- **What to do**
Go through the data below and return each line containing the word "Stgl".
:: Record extracts
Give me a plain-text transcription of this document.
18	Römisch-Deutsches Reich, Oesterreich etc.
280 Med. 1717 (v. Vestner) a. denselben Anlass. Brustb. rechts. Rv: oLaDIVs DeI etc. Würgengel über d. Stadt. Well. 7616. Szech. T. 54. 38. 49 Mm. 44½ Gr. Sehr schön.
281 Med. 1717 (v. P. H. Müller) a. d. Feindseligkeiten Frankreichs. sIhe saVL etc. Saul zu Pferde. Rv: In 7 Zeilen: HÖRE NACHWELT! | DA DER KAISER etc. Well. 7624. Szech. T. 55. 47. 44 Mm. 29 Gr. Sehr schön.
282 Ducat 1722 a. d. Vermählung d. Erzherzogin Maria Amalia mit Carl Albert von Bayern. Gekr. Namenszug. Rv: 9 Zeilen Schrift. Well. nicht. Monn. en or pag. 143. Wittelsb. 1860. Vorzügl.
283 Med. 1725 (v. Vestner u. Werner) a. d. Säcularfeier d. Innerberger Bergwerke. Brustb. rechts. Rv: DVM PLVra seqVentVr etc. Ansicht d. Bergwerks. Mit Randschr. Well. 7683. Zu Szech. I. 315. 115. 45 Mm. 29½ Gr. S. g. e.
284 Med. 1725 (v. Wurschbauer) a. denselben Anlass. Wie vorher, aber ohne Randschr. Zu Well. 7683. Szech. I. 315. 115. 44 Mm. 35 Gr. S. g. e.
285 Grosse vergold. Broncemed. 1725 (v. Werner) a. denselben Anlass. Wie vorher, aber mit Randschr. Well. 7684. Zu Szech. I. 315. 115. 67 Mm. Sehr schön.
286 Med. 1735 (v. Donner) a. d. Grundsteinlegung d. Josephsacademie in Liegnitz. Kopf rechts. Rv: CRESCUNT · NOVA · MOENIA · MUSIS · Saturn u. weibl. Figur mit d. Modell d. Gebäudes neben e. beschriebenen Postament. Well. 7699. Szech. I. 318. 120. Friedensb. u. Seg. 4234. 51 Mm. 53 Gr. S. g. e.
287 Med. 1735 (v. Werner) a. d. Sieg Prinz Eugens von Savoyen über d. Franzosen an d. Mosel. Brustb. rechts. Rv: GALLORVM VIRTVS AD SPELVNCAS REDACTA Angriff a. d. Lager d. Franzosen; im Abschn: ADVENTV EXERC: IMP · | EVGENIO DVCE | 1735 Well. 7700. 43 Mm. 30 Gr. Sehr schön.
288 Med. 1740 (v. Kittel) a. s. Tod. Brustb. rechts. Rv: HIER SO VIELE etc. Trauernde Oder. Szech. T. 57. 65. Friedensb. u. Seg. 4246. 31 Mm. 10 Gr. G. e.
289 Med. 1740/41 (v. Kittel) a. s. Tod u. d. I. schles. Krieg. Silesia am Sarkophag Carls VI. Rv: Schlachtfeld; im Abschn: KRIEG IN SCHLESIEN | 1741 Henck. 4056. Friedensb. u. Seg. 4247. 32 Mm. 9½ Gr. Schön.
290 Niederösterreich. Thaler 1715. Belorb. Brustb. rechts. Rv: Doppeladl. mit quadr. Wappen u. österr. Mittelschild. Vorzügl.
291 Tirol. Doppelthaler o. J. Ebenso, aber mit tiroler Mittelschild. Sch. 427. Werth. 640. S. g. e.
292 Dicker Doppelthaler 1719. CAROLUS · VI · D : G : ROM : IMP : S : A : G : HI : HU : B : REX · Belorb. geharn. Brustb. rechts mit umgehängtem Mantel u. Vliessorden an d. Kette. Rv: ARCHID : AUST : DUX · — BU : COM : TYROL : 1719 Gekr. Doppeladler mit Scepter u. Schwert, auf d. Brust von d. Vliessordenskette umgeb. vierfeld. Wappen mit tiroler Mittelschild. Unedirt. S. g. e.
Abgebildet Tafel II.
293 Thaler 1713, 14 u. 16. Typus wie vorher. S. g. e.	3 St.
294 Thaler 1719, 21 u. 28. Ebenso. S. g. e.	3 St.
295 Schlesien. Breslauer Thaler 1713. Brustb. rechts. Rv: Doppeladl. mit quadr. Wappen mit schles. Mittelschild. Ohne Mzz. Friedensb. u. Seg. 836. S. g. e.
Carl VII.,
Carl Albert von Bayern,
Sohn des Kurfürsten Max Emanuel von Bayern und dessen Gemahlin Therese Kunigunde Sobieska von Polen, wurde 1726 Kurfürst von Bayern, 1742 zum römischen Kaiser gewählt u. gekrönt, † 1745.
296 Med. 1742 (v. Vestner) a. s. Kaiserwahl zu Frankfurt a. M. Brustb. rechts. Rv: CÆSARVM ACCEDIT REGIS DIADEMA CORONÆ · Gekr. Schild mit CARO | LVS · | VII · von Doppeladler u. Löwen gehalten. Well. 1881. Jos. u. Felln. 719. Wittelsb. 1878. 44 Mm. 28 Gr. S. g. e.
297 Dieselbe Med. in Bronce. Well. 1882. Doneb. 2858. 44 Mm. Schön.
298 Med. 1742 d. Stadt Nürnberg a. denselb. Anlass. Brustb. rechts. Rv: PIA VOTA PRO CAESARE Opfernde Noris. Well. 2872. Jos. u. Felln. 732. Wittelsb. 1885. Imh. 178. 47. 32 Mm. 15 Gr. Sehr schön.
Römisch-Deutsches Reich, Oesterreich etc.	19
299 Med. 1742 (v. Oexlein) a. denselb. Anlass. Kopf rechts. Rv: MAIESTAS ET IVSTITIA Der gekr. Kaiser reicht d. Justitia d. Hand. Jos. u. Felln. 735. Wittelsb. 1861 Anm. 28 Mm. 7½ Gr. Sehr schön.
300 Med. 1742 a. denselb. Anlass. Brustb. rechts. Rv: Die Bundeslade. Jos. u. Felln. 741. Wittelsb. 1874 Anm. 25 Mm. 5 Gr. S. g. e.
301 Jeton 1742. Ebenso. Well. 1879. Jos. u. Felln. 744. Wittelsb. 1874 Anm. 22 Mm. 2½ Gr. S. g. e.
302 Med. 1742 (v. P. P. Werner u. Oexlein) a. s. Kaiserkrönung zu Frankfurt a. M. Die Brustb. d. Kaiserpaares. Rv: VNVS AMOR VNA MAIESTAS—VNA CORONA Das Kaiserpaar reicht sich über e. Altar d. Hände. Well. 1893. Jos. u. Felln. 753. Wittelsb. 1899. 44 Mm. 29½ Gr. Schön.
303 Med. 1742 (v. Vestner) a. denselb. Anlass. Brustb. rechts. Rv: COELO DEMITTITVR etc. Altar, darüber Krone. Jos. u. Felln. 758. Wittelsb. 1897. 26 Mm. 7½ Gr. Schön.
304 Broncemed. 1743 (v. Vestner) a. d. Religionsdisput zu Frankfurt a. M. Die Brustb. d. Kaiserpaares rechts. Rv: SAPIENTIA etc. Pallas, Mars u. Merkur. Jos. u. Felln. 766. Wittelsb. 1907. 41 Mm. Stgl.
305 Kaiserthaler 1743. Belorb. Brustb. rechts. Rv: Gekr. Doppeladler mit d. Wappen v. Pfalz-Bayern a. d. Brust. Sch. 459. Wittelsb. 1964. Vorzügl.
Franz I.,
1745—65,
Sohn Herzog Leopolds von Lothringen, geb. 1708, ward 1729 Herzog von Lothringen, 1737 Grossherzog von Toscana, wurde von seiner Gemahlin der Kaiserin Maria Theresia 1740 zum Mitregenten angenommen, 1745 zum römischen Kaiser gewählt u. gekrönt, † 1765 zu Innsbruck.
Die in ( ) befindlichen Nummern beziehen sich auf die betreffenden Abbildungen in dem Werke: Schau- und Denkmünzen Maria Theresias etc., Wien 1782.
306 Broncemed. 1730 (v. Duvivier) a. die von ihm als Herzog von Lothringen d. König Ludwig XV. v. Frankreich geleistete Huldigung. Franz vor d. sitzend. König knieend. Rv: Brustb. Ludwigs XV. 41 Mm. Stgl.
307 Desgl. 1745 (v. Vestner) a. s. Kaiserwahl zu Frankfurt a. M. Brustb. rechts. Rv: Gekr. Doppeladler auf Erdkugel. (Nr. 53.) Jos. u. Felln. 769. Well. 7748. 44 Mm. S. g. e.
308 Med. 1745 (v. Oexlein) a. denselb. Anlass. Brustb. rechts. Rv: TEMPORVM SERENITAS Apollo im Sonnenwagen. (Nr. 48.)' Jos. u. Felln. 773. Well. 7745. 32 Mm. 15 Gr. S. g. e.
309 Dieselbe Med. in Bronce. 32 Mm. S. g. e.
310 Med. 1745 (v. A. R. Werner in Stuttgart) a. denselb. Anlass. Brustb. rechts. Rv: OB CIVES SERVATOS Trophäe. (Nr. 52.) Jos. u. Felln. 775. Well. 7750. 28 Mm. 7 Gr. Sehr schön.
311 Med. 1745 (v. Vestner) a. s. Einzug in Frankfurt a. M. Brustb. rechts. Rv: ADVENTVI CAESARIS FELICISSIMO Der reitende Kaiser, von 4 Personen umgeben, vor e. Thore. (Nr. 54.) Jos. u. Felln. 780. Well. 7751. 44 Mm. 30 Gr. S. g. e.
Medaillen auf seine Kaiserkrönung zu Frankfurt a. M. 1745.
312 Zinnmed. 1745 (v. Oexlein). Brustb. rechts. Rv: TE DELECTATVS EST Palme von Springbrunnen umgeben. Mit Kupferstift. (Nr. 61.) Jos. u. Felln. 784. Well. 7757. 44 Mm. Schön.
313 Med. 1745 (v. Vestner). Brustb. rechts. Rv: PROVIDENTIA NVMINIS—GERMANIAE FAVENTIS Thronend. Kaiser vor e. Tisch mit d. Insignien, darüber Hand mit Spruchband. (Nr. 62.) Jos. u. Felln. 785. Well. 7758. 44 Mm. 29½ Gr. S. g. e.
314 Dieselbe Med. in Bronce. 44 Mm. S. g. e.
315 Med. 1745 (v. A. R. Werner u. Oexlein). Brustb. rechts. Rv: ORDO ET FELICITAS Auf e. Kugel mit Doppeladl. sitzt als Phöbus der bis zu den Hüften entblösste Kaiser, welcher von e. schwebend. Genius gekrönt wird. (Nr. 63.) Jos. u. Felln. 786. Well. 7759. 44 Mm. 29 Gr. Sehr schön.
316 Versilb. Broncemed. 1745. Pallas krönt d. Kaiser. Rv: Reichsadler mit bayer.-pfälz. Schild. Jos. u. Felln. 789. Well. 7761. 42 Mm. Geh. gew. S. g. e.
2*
::::
- **Result of this exercise**
304 Broncemed. 1743 (v. Vestner) a. d. Religionsdisput zu Frankfurt a. M. Die Brustb. d. Kaiserpaares rechts. Rv: SAPIENTIA etc. Pallas, Mars u. Merkur. Jos. u. Felln. 766. Wittelsb. 1907. 41 Mm. Stgl.
306 Broncemed. 1730 (v. Duvivier) a. die von ihm als Herzog von Lothringen d. König Ludwig XV. v. Frankreich geleistete Huldigung. Franz vor d. sitzend. König knieend. Rv: Brustb. Ludwigs XV. 41 Mm. Stgl.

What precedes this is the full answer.